» JOB: Copy each line in the data that includes the word "text".
— START OF MATERIAL TO PROCESS —
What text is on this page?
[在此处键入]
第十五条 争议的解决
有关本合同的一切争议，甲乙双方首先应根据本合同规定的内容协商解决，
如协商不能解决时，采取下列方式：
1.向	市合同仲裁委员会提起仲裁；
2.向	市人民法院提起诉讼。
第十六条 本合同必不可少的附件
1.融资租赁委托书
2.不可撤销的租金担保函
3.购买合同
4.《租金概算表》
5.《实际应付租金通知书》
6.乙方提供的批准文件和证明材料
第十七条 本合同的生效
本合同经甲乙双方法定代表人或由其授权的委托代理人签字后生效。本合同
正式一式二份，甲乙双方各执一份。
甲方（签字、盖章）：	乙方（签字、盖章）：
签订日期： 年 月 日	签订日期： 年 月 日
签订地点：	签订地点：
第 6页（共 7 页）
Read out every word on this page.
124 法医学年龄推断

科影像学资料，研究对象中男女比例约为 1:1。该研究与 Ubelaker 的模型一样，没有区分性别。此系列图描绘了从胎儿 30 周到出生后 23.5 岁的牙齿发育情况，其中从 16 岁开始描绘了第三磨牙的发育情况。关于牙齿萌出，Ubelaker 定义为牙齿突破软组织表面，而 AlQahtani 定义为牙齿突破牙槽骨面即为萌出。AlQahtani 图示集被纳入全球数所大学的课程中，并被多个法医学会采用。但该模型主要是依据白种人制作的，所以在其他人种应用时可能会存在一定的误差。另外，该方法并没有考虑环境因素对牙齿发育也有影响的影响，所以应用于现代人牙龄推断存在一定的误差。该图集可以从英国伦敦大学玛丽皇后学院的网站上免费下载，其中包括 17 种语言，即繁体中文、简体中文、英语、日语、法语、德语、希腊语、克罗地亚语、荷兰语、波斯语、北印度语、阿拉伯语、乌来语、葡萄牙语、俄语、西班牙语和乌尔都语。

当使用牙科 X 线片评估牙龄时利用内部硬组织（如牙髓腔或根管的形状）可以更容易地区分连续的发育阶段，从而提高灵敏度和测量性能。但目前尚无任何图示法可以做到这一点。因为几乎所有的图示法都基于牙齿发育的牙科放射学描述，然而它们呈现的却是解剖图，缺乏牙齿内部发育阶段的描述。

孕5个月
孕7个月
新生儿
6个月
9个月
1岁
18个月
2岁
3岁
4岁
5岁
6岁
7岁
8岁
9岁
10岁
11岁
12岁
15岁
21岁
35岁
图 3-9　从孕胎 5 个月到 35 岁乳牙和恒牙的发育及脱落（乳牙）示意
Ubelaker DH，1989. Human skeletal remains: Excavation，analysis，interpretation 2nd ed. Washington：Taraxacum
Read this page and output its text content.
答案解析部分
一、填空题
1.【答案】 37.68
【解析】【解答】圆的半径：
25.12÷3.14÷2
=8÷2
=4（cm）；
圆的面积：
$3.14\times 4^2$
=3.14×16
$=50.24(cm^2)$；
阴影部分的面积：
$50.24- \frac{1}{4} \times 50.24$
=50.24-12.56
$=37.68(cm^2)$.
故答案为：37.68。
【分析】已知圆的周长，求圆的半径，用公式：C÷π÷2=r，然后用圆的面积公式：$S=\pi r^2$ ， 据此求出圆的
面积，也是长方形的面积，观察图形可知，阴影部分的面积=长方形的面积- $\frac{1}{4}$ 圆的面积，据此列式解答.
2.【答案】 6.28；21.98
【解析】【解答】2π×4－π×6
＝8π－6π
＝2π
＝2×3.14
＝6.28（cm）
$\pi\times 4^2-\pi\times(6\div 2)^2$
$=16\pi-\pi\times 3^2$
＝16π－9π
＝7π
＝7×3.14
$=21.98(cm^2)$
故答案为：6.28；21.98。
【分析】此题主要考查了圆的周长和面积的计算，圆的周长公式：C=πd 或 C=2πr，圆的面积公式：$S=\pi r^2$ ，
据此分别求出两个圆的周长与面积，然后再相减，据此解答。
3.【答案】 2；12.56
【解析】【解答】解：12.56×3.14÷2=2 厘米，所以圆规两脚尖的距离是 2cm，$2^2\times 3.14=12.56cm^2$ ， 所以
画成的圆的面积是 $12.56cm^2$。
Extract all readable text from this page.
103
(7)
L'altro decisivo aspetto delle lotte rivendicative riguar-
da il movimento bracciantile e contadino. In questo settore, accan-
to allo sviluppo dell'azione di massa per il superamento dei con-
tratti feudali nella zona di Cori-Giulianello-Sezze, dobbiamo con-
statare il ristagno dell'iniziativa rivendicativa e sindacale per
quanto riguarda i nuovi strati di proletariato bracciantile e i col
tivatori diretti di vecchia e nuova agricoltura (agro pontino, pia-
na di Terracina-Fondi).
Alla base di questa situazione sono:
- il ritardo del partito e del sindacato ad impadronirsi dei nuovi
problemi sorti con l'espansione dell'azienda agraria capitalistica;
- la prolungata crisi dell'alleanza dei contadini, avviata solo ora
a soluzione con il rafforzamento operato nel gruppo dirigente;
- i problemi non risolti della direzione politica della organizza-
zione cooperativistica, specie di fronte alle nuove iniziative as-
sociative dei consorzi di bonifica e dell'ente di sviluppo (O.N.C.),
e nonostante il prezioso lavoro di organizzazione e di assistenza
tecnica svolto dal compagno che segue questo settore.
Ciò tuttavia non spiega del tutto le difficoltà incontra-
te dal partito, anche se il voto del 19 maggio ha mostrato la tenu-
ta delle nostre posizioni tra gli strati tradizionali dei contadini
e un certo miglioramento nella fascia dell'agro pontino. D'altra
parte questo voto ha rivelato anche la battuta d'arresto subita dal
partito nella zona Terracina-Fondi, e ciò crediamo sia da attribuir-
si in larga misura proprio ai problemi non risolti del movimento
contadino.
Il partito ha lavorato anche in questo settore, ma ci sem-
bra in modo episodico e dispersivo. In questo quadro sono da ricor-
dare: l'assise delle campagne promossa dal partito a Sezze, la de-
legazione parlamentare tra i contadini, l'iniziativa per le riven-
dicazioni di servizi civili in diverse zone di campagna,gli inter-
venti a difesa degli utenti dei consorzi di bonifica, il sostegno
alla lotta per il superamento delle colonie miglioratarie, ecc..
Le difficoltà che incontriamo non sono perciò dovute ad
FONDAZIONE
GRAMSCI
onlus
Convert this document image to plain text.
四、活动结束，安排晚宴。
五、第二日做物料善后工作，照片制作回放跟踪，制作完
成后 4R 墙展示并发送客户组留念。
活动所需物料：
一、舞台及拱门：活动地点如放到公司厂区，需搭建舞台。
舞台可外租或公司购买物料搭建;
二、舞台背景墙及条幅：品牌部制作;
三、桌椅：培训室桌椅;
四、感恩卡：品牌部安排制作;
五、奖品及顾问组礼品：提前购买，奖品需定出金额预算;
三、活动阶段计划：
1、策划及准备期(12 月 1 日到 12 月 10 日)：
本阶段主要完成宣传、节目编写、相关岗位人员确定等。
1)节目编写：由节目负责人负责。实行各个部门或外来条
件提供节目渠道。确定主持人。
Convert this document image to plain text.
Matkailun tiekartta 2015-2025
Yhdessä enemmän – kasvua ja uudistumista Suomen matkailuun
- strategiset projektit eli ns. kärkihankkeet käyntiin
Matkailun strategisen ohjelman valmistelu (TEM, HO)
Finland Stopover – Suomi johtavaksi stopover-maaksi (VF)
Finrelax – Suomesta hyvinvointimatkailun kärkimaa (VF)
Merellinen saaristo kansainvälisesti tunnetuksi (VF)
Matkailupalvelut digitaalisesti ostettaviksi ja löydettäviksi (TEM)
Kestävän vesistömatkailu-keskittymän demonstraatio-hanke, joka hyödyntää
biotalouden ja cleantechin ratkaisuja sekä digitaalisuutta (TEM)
— END OF MATERIAL TO PROCESS —
» OUTPUT OF THE EXERCISE:
What text is on this page?
Read this page and output its text content.
Extract all readable text from this page.
Convert this document image to plain text.
Convert this document image to plain text.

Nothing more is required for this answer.